THE EXERCISE: Please reproduce every line below word for word, leaving the pictures out of your answer.

── INPUT DATA ──

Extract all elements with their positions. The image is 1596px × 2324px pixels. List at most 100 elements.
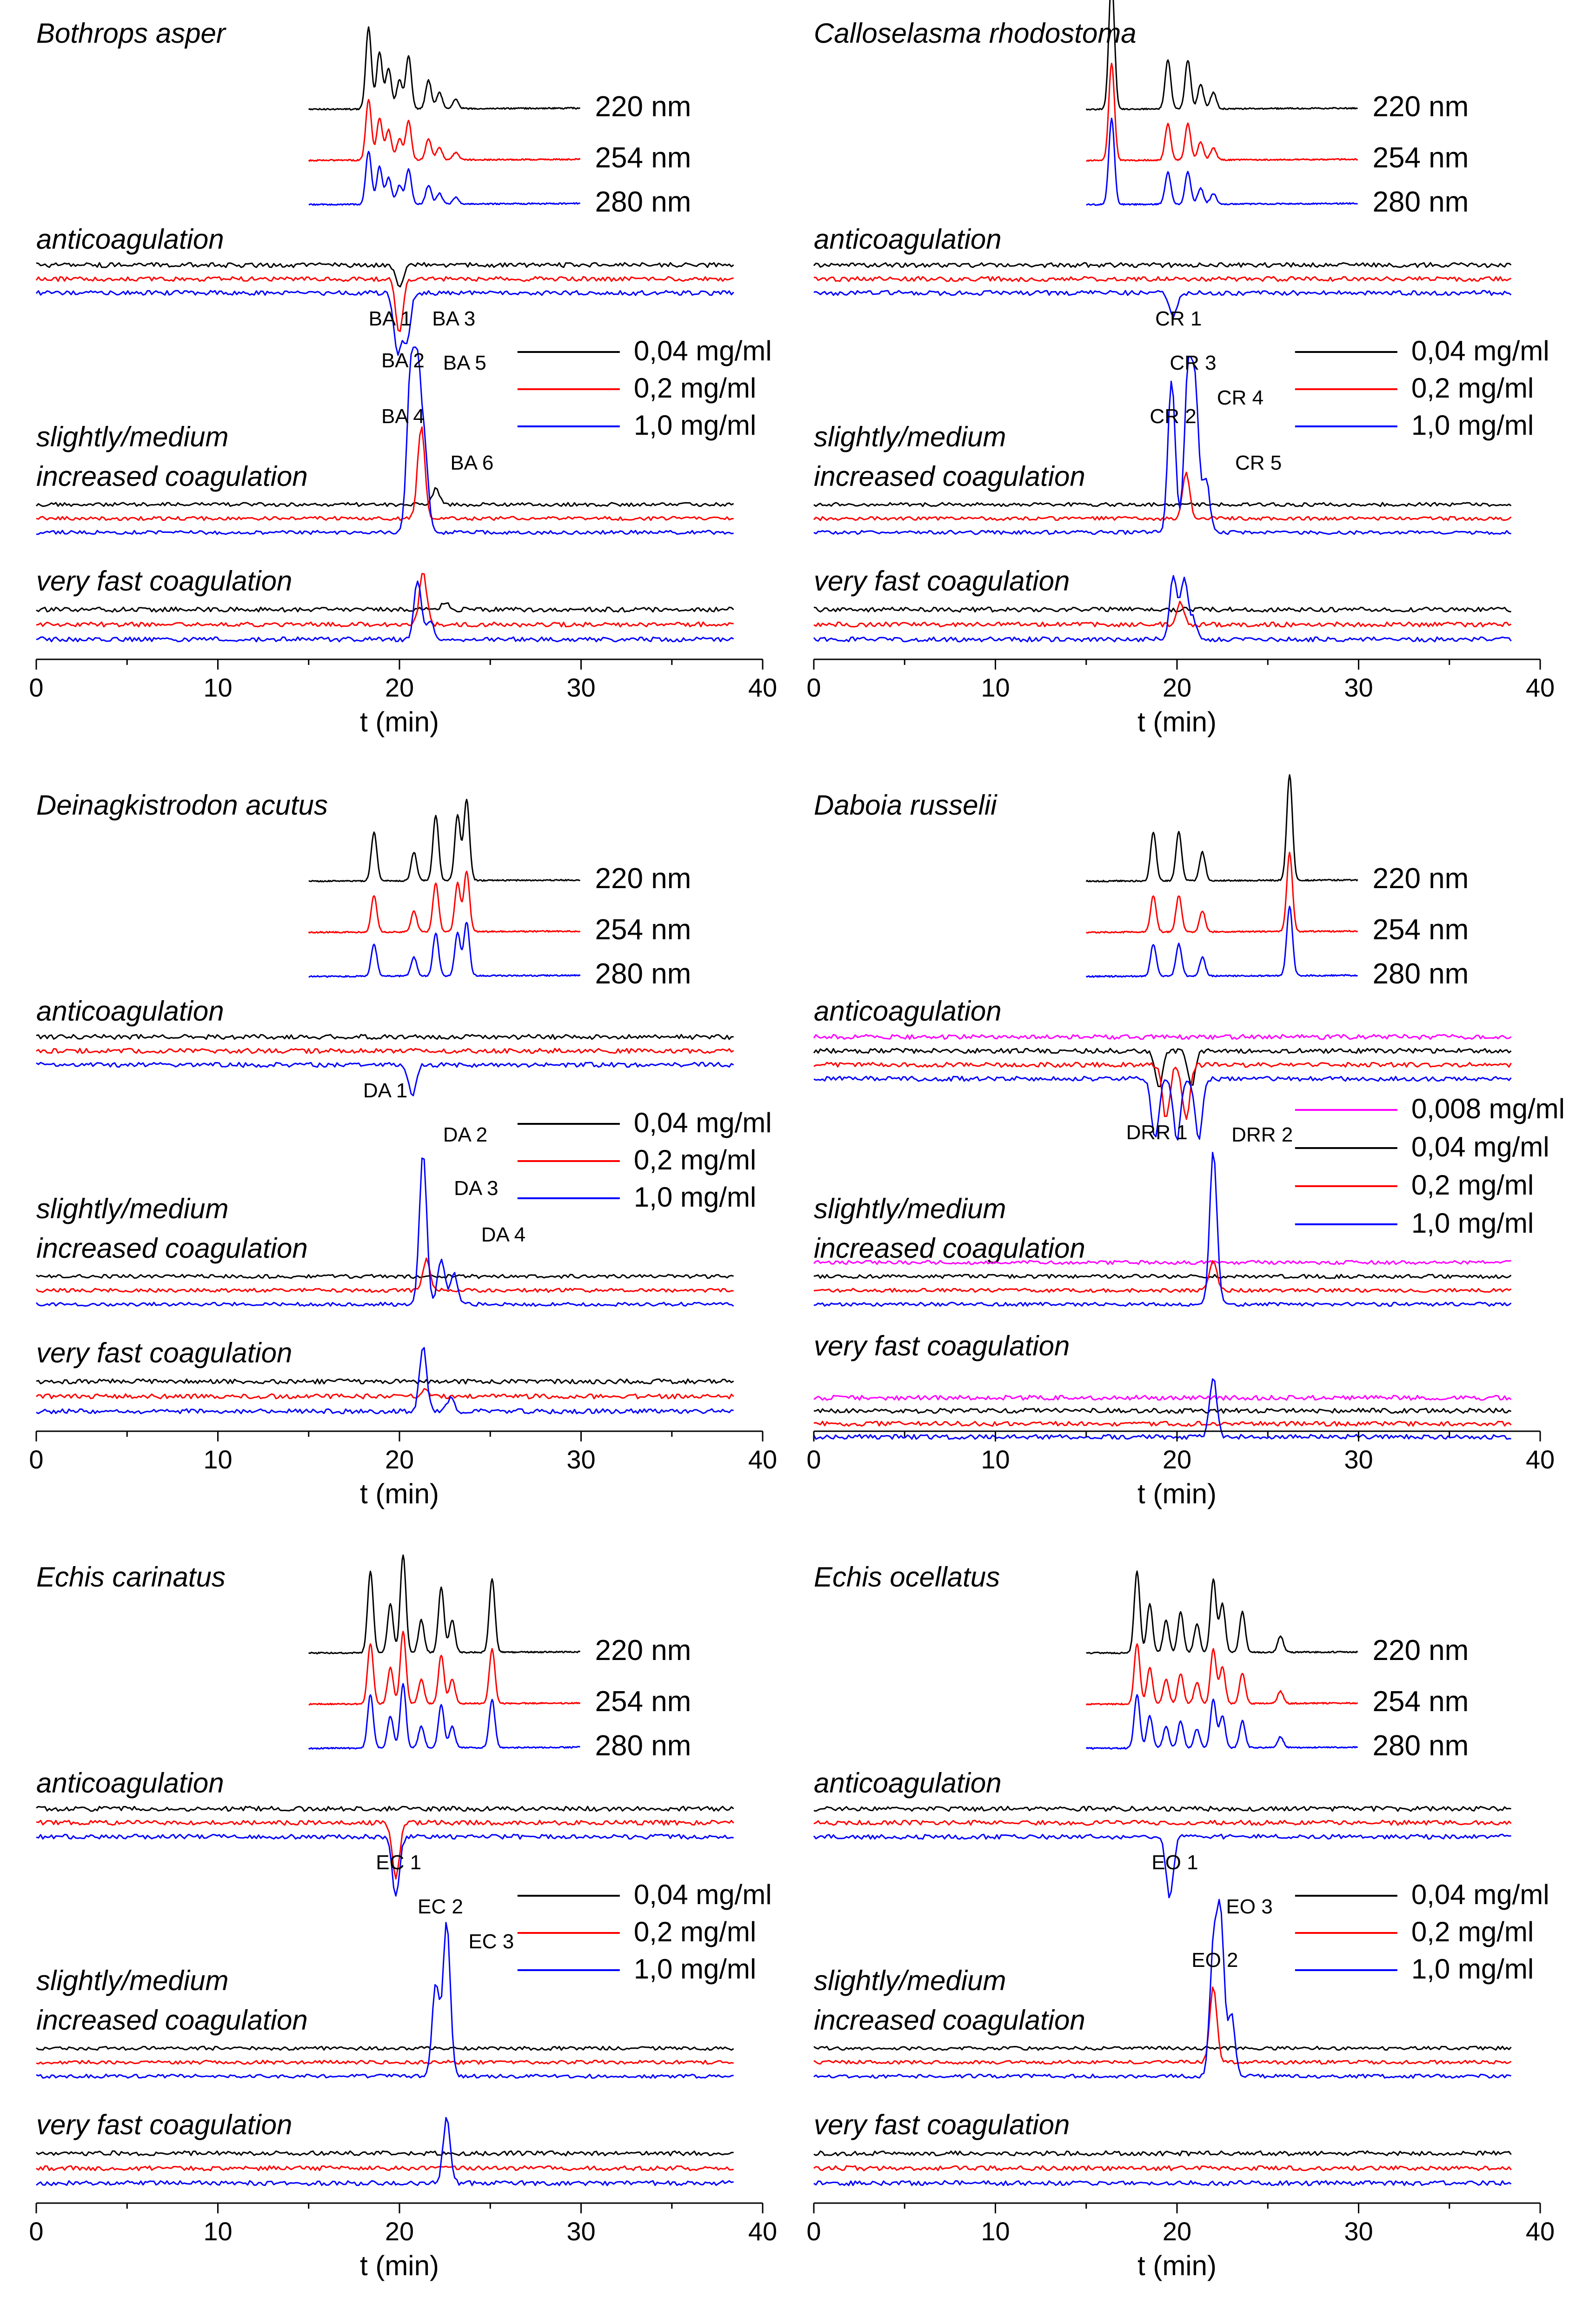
- x-tick-label: 20: [1163, 2217, 1191, 2246]
- wavelength-label: 220 nm: [595, 1634, 692, 1667]
- uv-trace-254nm: [308, 1631, 581, 1706]
- uv-trace-280nm: [1086, 118, 1358, 206]
- fast-coagulation-trace: [813, 1408, 1512, 1414]
- fast-coagulation-trace: [813, 606, 1511, 613]
- species-title: Echis carinatus: [36, 1561, 226, 1593]
- fast-coagulation-trace: [813, 1421, 1512, 1427]
- x-tick-label: 10: [981, 673, 1010, 702]
- x-tick-label: 40: [748, 1445, 777, 1474]
- category-label-anticoagulation: anticoagulation: [814, 996, 1002, 1027]
- peak-label: CR 5: [1235, 452, 1282, 474]
- legend-label: 0,04 mg/ml: [634, 1107, 772, 1138]
- category-label-increased-coagulation: slightly/medium: [36, 421, 228, 452]
- x-tick-label: 40: [748, 673, 777, 702]
- legend-label: 1,0 mg/ml: [634, 410, 756, 441]
- uv-trace-280nm: [308, 922, 581, 978]
- uv-trace-254nm: [308, 99, 581, 162]
- anticoagulation-trace: [36, 1048, 734, 1054]
- peak-label: BA 1: [369, 307, 412, 330]
- x-tick-label: 10: [981, 1445, 1010, 1474]
- peak-label: DRR 1: [1126, 1121, 1188, 1144]
- category-label-anticoagulation: anticoagulation: [814, 1767, 1002, 1799]
- category-label-very-fast-coagulation: very fast coagulation: [36, 1337, 292, 1368]
- x-tick-label: 0: [806, 2217, 821, 2246]
- fast-coagulation-trace: [813, 2150, 1512, 2157]
- x-tick-label: 30: [566, 673, 595, 702]
- anticoagulation-trace: [36, 262, 734, 288]
- coagulation-trace: [36, 346, 734, 535]
- category-label-anticoagulation: anticoagulation: [36, 224, 224, 255]
- uv-trace-220nm: [1085, 0, 1358, 111]
- anticoagulation-trace: [813, 1076, 1512, 1141]
- x-tick-label: 20: [1163, 1445, 1191, 1474]
- x-tick-label: 40: [1526, 2217, 1555, 2246]
- coagulation-trace: [36, 1922, 734, 2079]
- peak-label: EO 2: [1191, 1949, 1238, 1972]
- x-tick-label: 40: [1526, 673, 1555, 702]
- category-label-increased-coagulation: slightly/medium: [814, 421, 1006, 452]
- legend-label: 1,0 mg/ml: [1411, 1953, 1534, 1985]
- anticoagulation-trace: [813, 1833, 1511, 1899]
- wavelength-label: 280 nm: [595, 958, 692, 990]
- anticoagulation-trace: [813, 1062, 1512, 1120]
- category-label-increased-coagulation-line2: increased coagulation: [36, 2005, 308, 2036]
- x-tick-label: 10: [203, 1445, 232, 1474]
- x-tick-label: 20: [385, 1445, 414, 1474]
- wavelength-label: 254 nm: [595, 1686, 692, 1718]
- peak-label: DRR 2: [1231, 1123, 1293, 1146]
- x-tick-label: 0: [29, 2217, 43, 2246]
- coagulation-trace: [813, 1260, 1511, 1265]
- x-tick-label: 30: [566, 1445, 595, 1474]
- fast-coagulation-trace: [813, 2180, 1512, 2186]
- species-title: Calloselasma rhodostoma: [814, 18, 1137, 49]
- fast-coagulation-trace: [36, 580, 734, 643]
- coagulation-trace: [35, 487, 734, 507]
- fast-coagulation-trace: [36, 602, 734, 613]
- wavelength-label: 220 nm: [1373, 863, 1469, 895]
- legend-label: 0,2 mg/ml: [634, 1916, 756, 1947]
- legend-label: 0,04 mg/ml: [1411, 1131, 1549, 1162]
- peak-label: DA 3: [454, 1177, 498, 1200]
- x-axis-label: t (min): [1137, 706, 1217, 737]
- uv-trace-280nm: [308, 1683, 580, 1750]
- x-axis-label: t (min): [1137, 1478, 1217, 1509]
- legend-label: 0,2 mg/ml: [634, 372, 756, 404]
- coagulation-trace: [36, 1274, 734, 1279]
- legend-label: 0,2 mg/ml: [1411, 372, 1534, 404]
- uv-trace-220nm: [308, 1554, 581, 1654]
- legend-label: 1,0 mg/ml: [634, 1953, 756, 1985]
- category-label-increased-coagulation-line2: increased coagulation: [36, 1233, 308, 1264]
- category-label-increased-coagulation: slightly/medium: [36, 1193, 228, 1224]
- uv-trace-254nm: [1085, 851, 1358, 934]
- category-label-very-fast-coagulation: very fast coagulation: [814, 1330, 1070, 1361]
- peak-label: DA 2: [443, 1123, 487, 1146]
- peak-label: EC 2: [418, 1895, 463, 1918]
- peak-label: EC 1: [376, 1851, 421, 1874]
- uv-trace-254nm: [1085, 1643, 1358, 1706]
- uv-trace-220nm: [1085, 774, 1358, 883]
- fast-coagulation-trace: [35, 2150, 734, 2157]
- x-tick-label: 30: [1344, 673, 1373, 702]
- category-label-increased-coagulation: slightly/medium: [814, 1965, 1006, 1996]
- category-label-increased-coagulation: slightly/medium: [814, 1193, 1006, 1224]
- species-title: Deinagkistrodon acutus: [36, 790, 328, 821]
- fast-coagulation-trace: [813, 2165, 1512, 2171]
- category-label-increased-coagulation: slightly/medium: [36, 1965, 228, 1996]
- wavelength-label: 254 nm: [595, 142, 692, 174]
- anticoagulation-trace: [36, 1819, 734, 1880]
- coagulation-trace: [813, 1899, 1511, 2079]
- x-axis-label: t (min): [360, 2250, 439, 2281]
- uv-trace-280nm: [308, 151, 581, 206]
- peak-label: CR 1: [1155, 307, 1202, 330]
- species-title: Daboia russelii: [814, 790, 998, 821]
- peak-label: BA 4: [381, 405, 425, 428]
- x-axis-label: t (min): [360, 706, 439, 737]
- coagulation-trace: [813, 1152, 1512, 1307]
- x-tick-label: 20: [385, 2217, 414, 2246]
- uv-trace-254nm: [1086, 62, 1358, 162]
- x-tick-label: 0: [29, 673, 43, 702]
- wavelength-label: 220 nm: [595, 91, 692, 123]
- category-label-increased-coagulation-line2: increased coagulation: [36, 461, 308, 492]
- uv-trace-280nm: [1085, 1694, 1358, 1750]
- peak-label: DA 1: [363, 1079, 407, 1102]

───

RESULT:
Extract all elements with their positions. The image is 1596px × 2324px pixels. List at most 100 elements.
- x-tick-label: 20: [1163, 2217, 1191, 2246]
- wavelength-label: 220 nm: [595, 1634, 692, 1667]
- uv-trace-254nm: [308, 1631, 581, 1706]
- uv-trace-280nm: [1086, 118, 1358, 206]
- fast-coagulation-trace: [813, 1408, 1512, 1414]
- fast-coagulation-trace: [813, 606, 1511, 613]
- species-title: Echis carinatus: [36, 1561, 226, 1593]
- fast-coagulation-trace: [813, 1421, 1512, 1427]
- x-tick-label: 10: [981, 673, 1010, 702]
- x-tick-label: 40: [748, 1445, 777, 1474]
- category-label-anticoagulation: anticoagulation: [814, 996, 1002, 1027]
- peak-label: CR 5: [1235, 452, 1282, 474]
- legend-label: 0,04 mg/ml: [634, 1107, 772, 1138]
- category-label-increased-coagulation: slightly/medium: [36, 421, 228, 452]
- x-tick-label: 40: [748, 673, 777, 702]
- legend-label: 1,0 mg/ml: [634, 410, 756, 441]
- uv-trace-280nm: [308, 922, 581, 978]
- uv-trace-254nm: [308, 99, 581, 162]
- anticoagulation-trace: [36, 1048, 734, 1054]
- peak-label: BA 1: [369, 307, 412, 330]
- x-tick-label: 10: [981, 1445, 1010, 1474]
- peak-label: DRR 1: [1126, 1121, 1188, 1144]
- category-label-anticoagulation: anticoagulation: [814, 1767, 1002, 1799]
- category-label-very-fast-coagulation: very fast coagulation: [36, 1337, 292, 1368]
- x-tick-label: 0: [806, 2217, 821, 2246]
- fast-coagulation-trace: [813, 2150, 1512, 2157]
- x-tick-label: 30: [566, 673, 595, 702]
- anticoagulation-trace: [36, 262, 734, 288]
- coagulation-trace: [36, 346, 734, 535]
- category-label-anticoagulation: anticoagulation: [36, 224, 224, 255]
- uv-trace-220nm: [1085, 0, 1358, 111]
- anticoagulation-trace: [813, 1076, 1512, 1141]
- x-tick-label: 20: [1163, 1445, 1191, 1474]
- x-tick-label: 40: [1526, 2217, 1555, 2246]
- coagulation-trace: [36, 1922, 734, 2079]
- peak-label: EO 2: [1191, 1949, 1238, 1972]
- x-tick-label: 40: [1526, 673, 1555, 702]
- category-label-increased-coagulation: slightly/medium: [814, 421, 1006, 452]
- legend-label: 1,0 mg/ml: [1411, 1953, 1534, 1985]
- anticoagulation-trace: [813, 1833, 1511, 1899]
- wavelength-label: 280 nm: [595, 958, 692, 990]
- anticoagulation-trace: [813, 1062, 1512, 1120]
- category-label-increased-coagulation-line2: increased coagulation: [36, 2005, 308, 2036]
- x-tick-label: 10: [203, 1445, 232, 1474]
- x-tick-label: 20: [385, 1445, 414, 1474]
- wavelength-label: 254 nm: [595, 1686, 692, 1718]
- peak-label: DRR 2: [1231, 1123, 1293, 1146]
- x-tick-label: 0: [29, 2217, 43, 2246]
- coagulation-trace: [813, 1260, 1511, 1265]
- x-tick-label: 30: [566, 1445, 595, 1474]
- fast-coagulation-trace: [813, 2180, 1512, 2186]
- species-title: Calloselasma rhodostoma: [814, 18, 1137, 49]
- fast-coagulation-trace: [36, 580, 734, 643]
- coagulation-trace: [35, 487, 734, 507]
- fast-coagulation-trace: [36, 602, 734, 613]
- wavelength-label: 220 nm: [1373, 863, 1469, 895]
- legend-label: 0,2 mg/ml: [634, 1916, 756, 1947]
- legend-label: 0,04 mg/ml: [1411, 1131, 1549, 1162]
- peak-label: DA 3: [454, 1177, 498, 1200]
- x-axis-label: t (min): [1137, 706, 1217, 737]
- uv-trace-280nm: [308, 1683, 580, 1750]
- x-axis-label: t (min): [1137, 1478, 1217, 1509]
- legend-label: 0,2 mg/ml: [634, 372, 756, 404]
- coagulation-trace: [36, 1274, 734, 1279]
- legend-label: 0,2 mg/ml: [1411, 372, 1534, 404]
- uv-trace-220nm: [308, 1554, 581, 1654]
- legend-label: 1,0 mg/ml: [634, 1953, 756, 1985]
- category-label-increased-coagulation-line2: increased coagulation: [36, 1233, 308, 1264]
- category-label-increased-coagulation: slightly/medium: [36, 1193, 228, 1224]
- uv-trace-254nm: [1085, 851, 1358, 934]
- category-label-very-fast-coagulation: very fast coagulation: [814, 1330, 1070, 1361]
- peak-label: DA 2: [443, 1123, 487, 1146]
- peak-label: EC 2: [418, 1895, 463, 1918]
- peak-label: EC 1: [376, 1851, 421, 1874]
- uv-trace-254nm: [1085, 1643, 1358, 1706]
- uv-trace-220nm: [1085, 774, 1358, 883]
- fast-coagulation-trace: [35, 2150, 734, 2157]
- x-tick-label: 30: [1344, 673, 1373, 702]
- category-label-increased-coagulation: slightly/medium: [814, 1965, 1006, 1996]
- category-label-increased-coagulation: slightly/medium: [814, 1193, 1006, 1224]
- species-title: Deinagkistrodon acutus: [36, 790, 328, 821]
- fast-coagulation-trace: [813, 2165, 1512, 2171]
- category-label-increased-coagulation: slightly/medium: [36, 1965, 228, 1996]
- wavelength-label: 254 nm: [595, 142, 692, 174]
- anticoagulation-trace: [36, 1819, 734, 1880]
- coagulation-trace: [813, 1899, 1511, 2079]
- x-axis-label: t (min): [360, 2250, 439, 2281]
- uv-trace-280nm: [308, 151, 581, 206]
- peak-label: CR 1: [1155, 307, 1202, 330]
- species-title: Daboia russelii: [814, 790, 998, 821]
- peak-label: BA 4: [381, 405, 425, 428]
- x-axis-label: t (min): [360, 706, 439, 737]
- coagulation-trace: [813, 1152, 1512, 1307]
- x-tick-label: 20: [385, 2217, 414, 2246]
- uv-trace-254nm: [1086, 62, 1358, 162]
- x-tick-label: 0: [29, 673, 43, 702]
- wavelength-label: 220 nm: [595, 91, 692, 123]
- category-label-increased-coagulation-line2: increased coagulation: [36, 461, 308, 492]
- uv-trace-280nm: [1085, 1694, 1358, 1750]
- peak-label: DA 1: [363, 1079, 407, 1102]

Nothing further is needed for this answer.